--- MATERIAL FOR THIS TASK ---
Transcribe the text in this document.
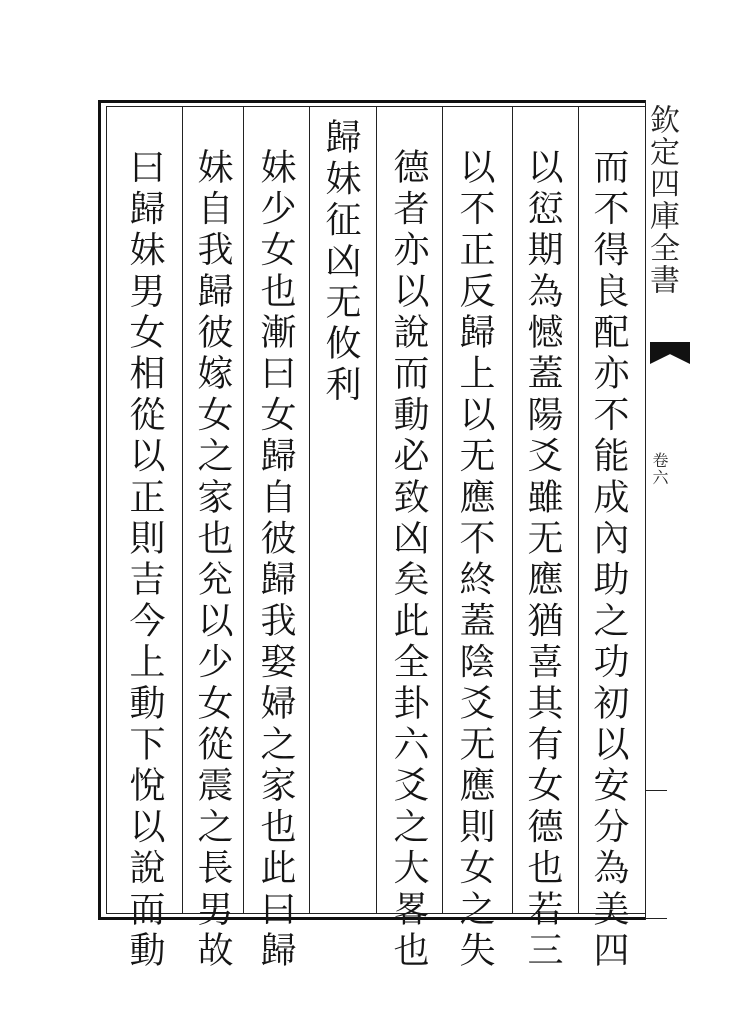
而不得良配亦不能成內助之功初以安分為美四
以愆期為憾蓋陽爻雖无應猶喜其有女德也若三
以不正反歸上以无應不終蓋陰爻无應則女之失
德者亦以說而動必致凶矣此全卦六爻之大畧也
歸妹征凶无攸利
妹少女也漸曰女歸自彼歸我娶婦之家也此曰歸
妹自我歸彼嫁女之家也兊以少女從震之長男故
曰歸妹男女相從以正則吉今上動下悅以說而動	欽定四庫全書
卷六
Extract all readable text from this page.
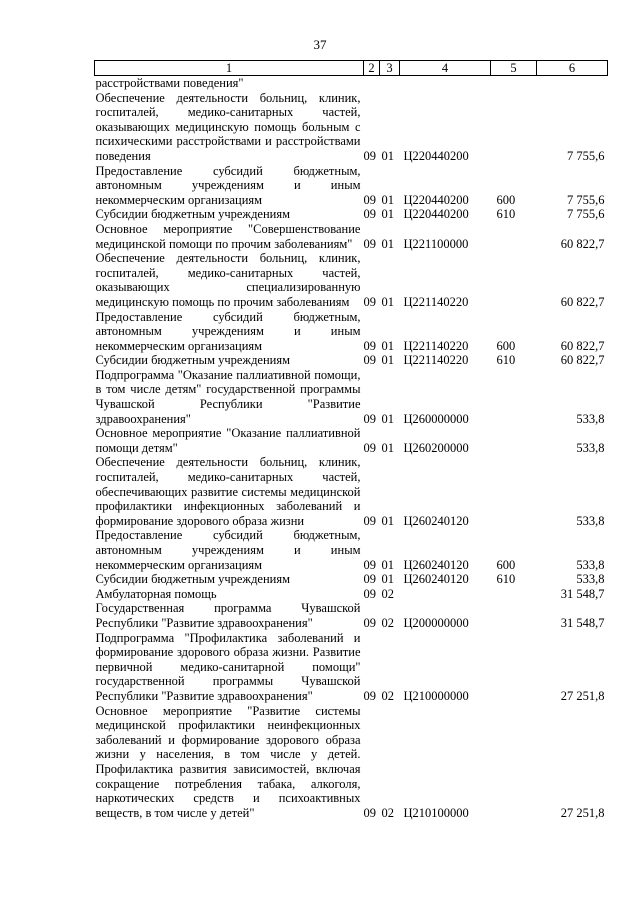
37
1	2	3	4	5	6
расстройствами поведения"					
Обеспечение деятельности больниц, клиник, госпиталей, медико-санитарных частей, оказывающих медицинскую помощь больным с психическими расстройствами и расстройствами поведения	09	01	Ц220440200		7 755,6
Предоставление субсидий бюджетным, автономным учреждениям и иным некоммерческим организациям	09	01	Ц220440200	600	7 755,6
Субсидии бюджетным учреждениям	09	01	Ц220440200	610	7 755,6
Основное мероприятие "Совершенствование медицинской помощи по прочим заболеваниям"	09	01	Ц221100000		60 822,7
Обеспечение деятельности больниц, клиник, госпиталей, медико-санитарных частей, оказывающих специализированную медицинскую помощь по прочим заболеваниям	09	01	Ц221140220		60 822,7
Предоставление субсидий бюджетным, автономным учреждениям и иным некоммерческим организациям	09	01	Ц221140220	600	60 822,7
Субсидии бюджетным учреждениям	09	01	Ц221140220	610	60 822,7
Подпрограмма "Оказание паллиативной помощи, в том числе детям" государственной программы Чувашской Республики "Развитие здравоохранения"	09	01	Ц260000000		533,8
Основное мероприятие "Оказание паллиативной помощи детям"	09	01	Ц260200000		533,8
Обеспечение деятельности больниц, клиник, госпиталей, медико-санитарных частей, обеспечивающих развитие системы медицинской профилактики инфекционных заболеваний и формирование здорового образа жизни	09	01	Ц260240120		533,8
Предоставление субсидий бюджетным, автономным учреждениям и иным некоммерческим организациям	09	01	Ц260240120	600	533,8
Субсидии бюджетным учреждениям	09	01	Ц260240120	610	533,8
Амбулаторная помощь	09	02			31 548,7
Государственная программа Чувашской Республики "Развитие здравоохранения"	09	02	Ц200000000		31 548,7
Подпрограмма "Профилактика заболеваний и формирование здорового образа жизни. Развитие первичной медико-санитарной помощи" государственной программы Чувашской Республики "Развитие здравоохранения"	09	02	Ц210000000		27 251,8
Основное мероприятие "Развитие системы медицинской профилактики неинфекционных заболеваний и формирование здорового образа жизни у населения, в том числе у детей. Профилактика развития зависимостей, включая сокращение потребления табака, алкоголя, наркотических средств и психоактивных веществ, в том числе у детей"	09	02	Ц210100000		27 251,8
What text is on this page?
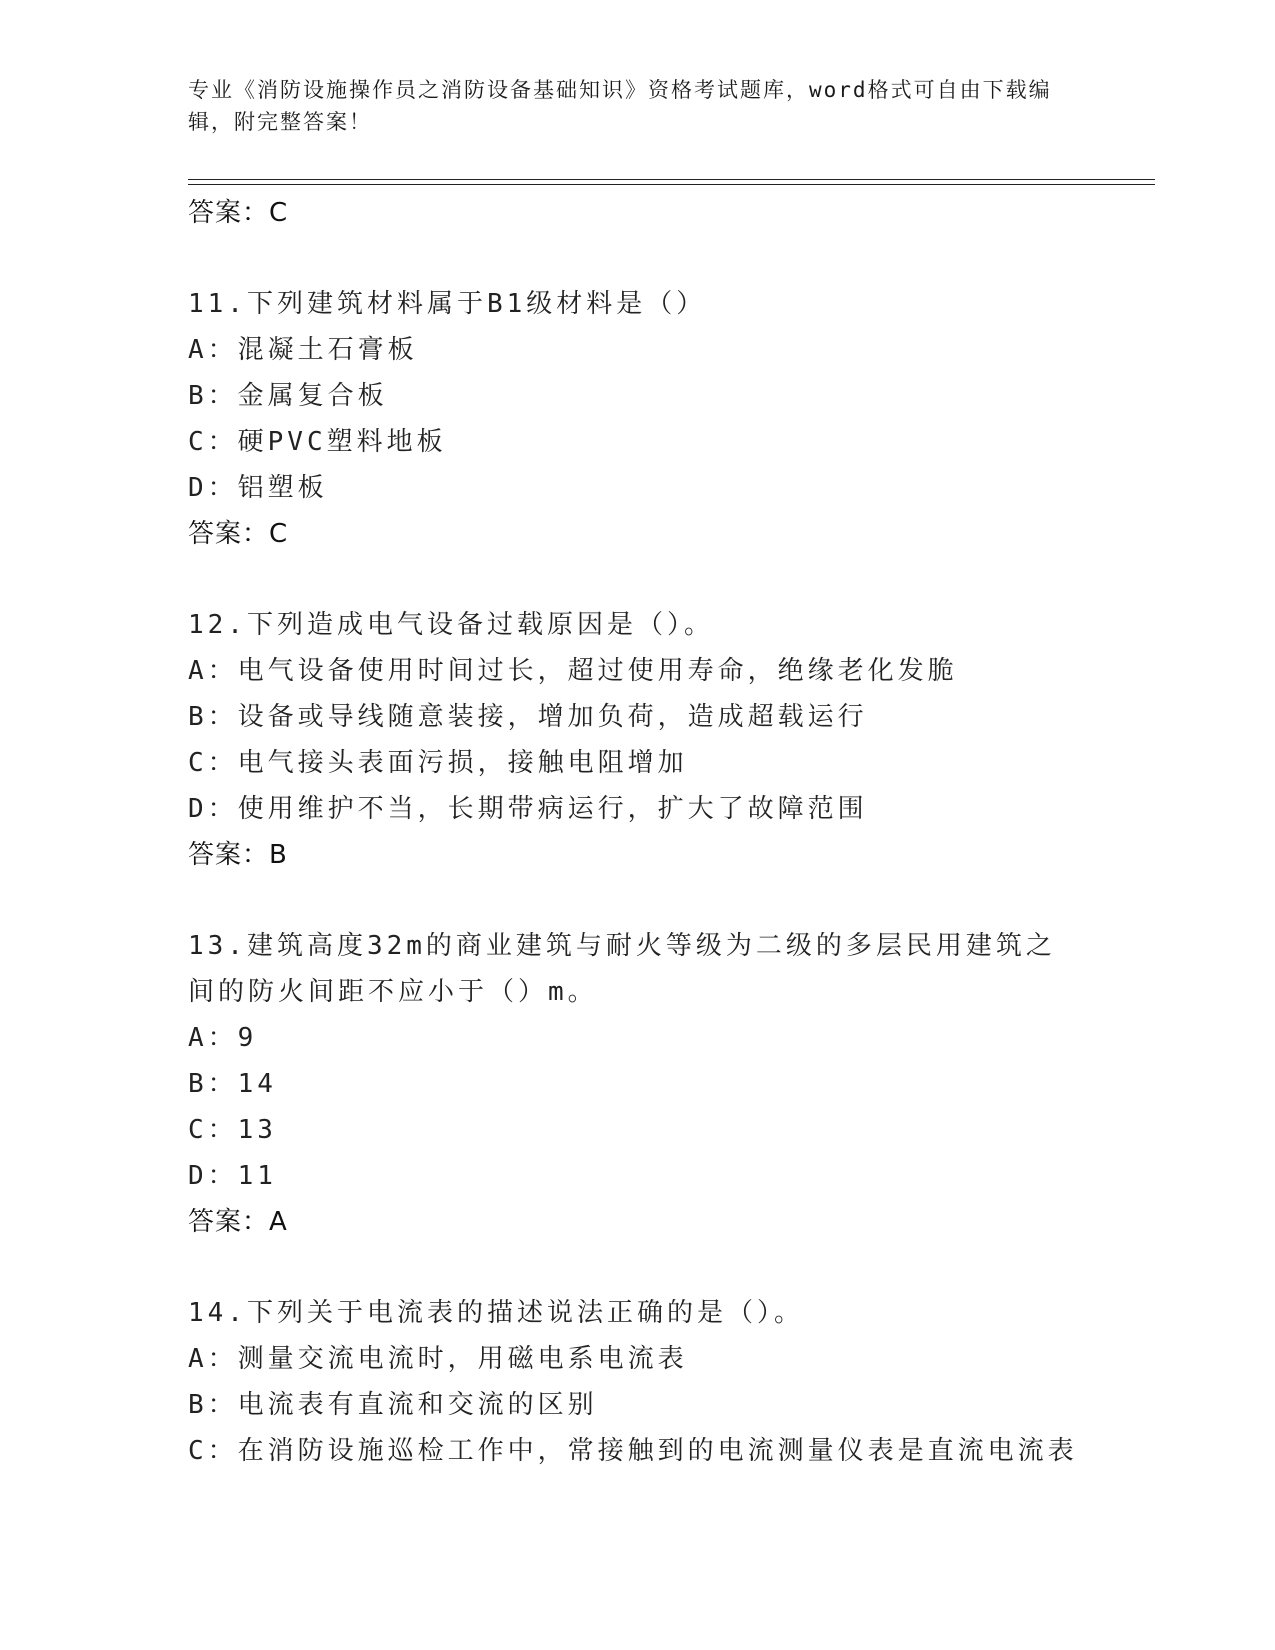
专业《消防设施操作员之消防设备基础知识》资格考试题库，word格式可自由下载编辑，附完整答案！
答案：C
11.下列建筑材料属于B1级材料是（）
A：混凝土石膏板
B：金属复合板
C：硬PVC塑料地板
D：铝塑板
答案：C
12.下列造成电气设备过载原因是（）。
A：电气设备使用时间过长，超过使用寿命，绝缘老化发脆
B：设备或导线随意装接，增加负荷，造成超载运行
C：电气接头表面污损，接触电阻增加
D：使用维护不当，长期带病运行，扩大了故障范围
答案：B
13.建筑高度32m的商业建筑与耐火等级为二级的多层民用建筑之间的防火间距不应小于（）m。
A：9
B：14
C：13
D：11
答案：A
14.下列关于电流表的描述说法正确的是（）。
A：测量交流电流时，用磁电系电流表
B：电流表有直流和交流的区别
C：在消防设施巡检工作中，常接触到的电流测量仪表是直流电流表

--- SHORT PROBLEM ---
Lines of the listing that contain the word "иным" are to be counted; report only their number.

--- WRITTEN SOLUTION ---
3